## Work to complete
The entries below need to be written out exactly, with no pictures included.

## Data listing

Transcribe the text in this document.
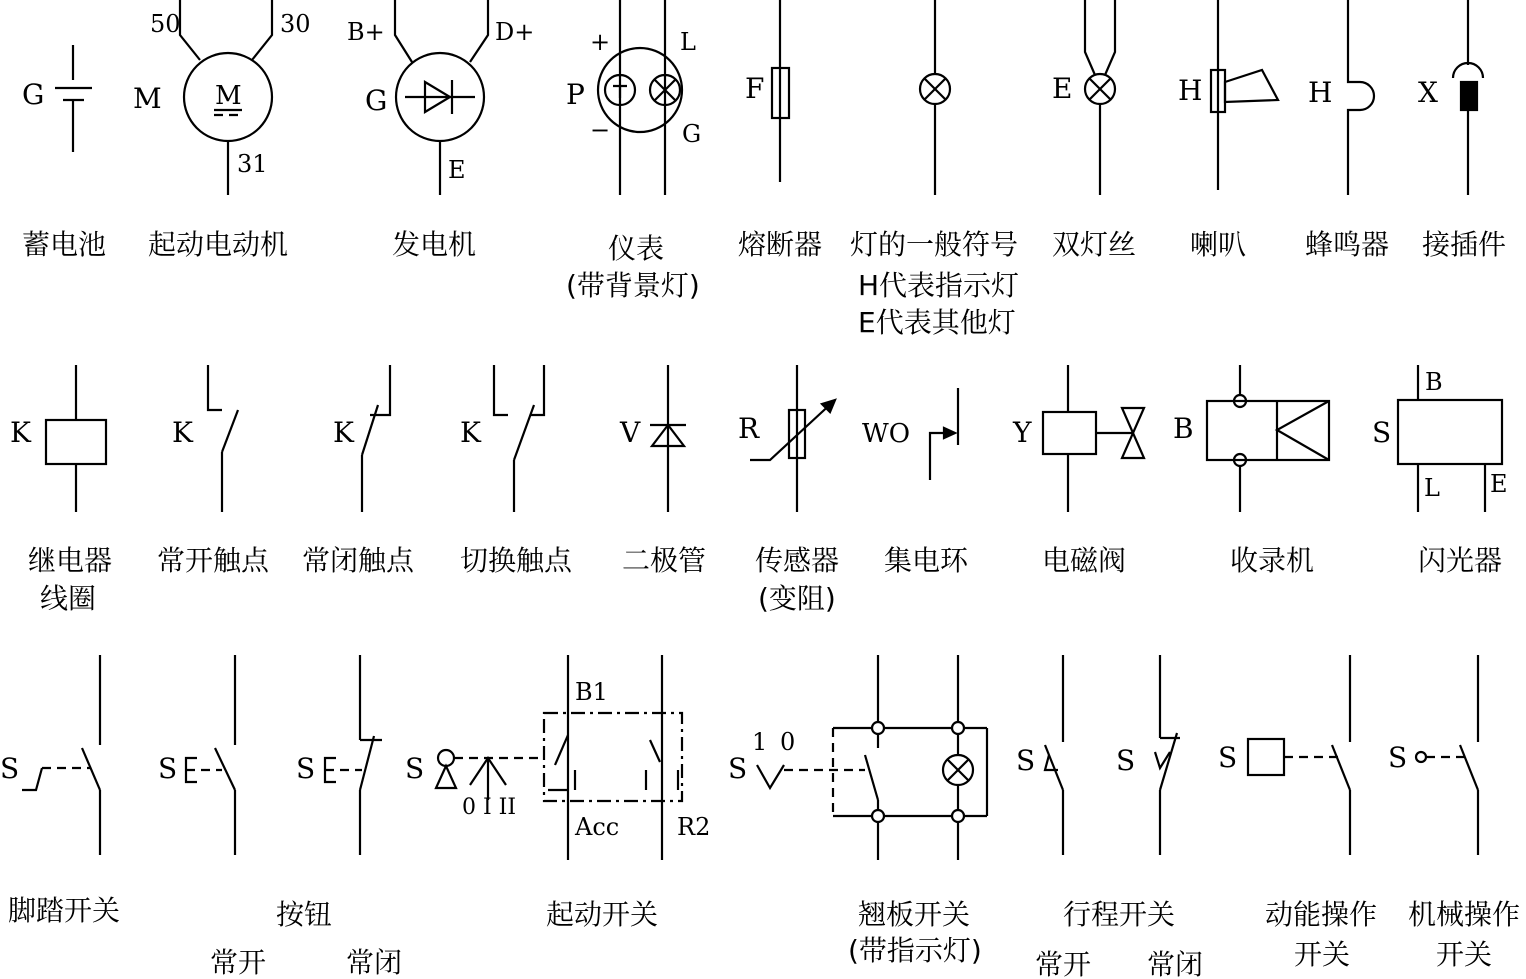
G
蓄电池
50	30
31
M M
起动电动机
B+	D+
G
E
发电机
+
−
P
L
G
仪表
(带背景灯)
F
熔断器 灯的一般符号
H代表指示灯
E代表其他灯
E
双灯丝
H
喇叭
H
蜂鸣器
X
接插件
K
继电器
线圈
K
常开触点
K
常闭触点
K
切换触点
V
二极管
R
传感器
(变阻)
WO
集电环
Y
电磁阀
B
收录机
B
S
L E
闪光器
S
脚踏开关
S	S
按钮
常开	常闭
0 I II
B1
Acc R2
S
起动开关
S
1 0
翘板开关
(带指示灯)
S	S
行程开关
常开 常闭
S
动能操作
开关
S
机械操作
开关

## The completed task
Transcribe the text in this document.
G
蓄电池
50	30
31
M M
起动电动机
B+	D+
G
E
发电机
+
−
P
L
G
仪表
(带背景灯)
F
熔断器 灯的一般符号
H代表指示灯
E代表其他灯
E
双灯丝
H
喇叭
H
蜂鸣器
X
接插件
K
继电器
线圈
K
常开触点
K
常闭触点
K
切换触点
V
二极管
R
传感器
(变阻)
WO
集电环
Y
电磁阀
B
收录机
B
S
L E
闪光器
S
脚踏开关
S	S
按钮
常开	常闭
0 I II
B1
Acc R2
S
起动开关
S
1 0
翘板开关
(带指示灯)
S	S
行程开关
常开 常闭
S
动能操作
开关
S
机械操作
开关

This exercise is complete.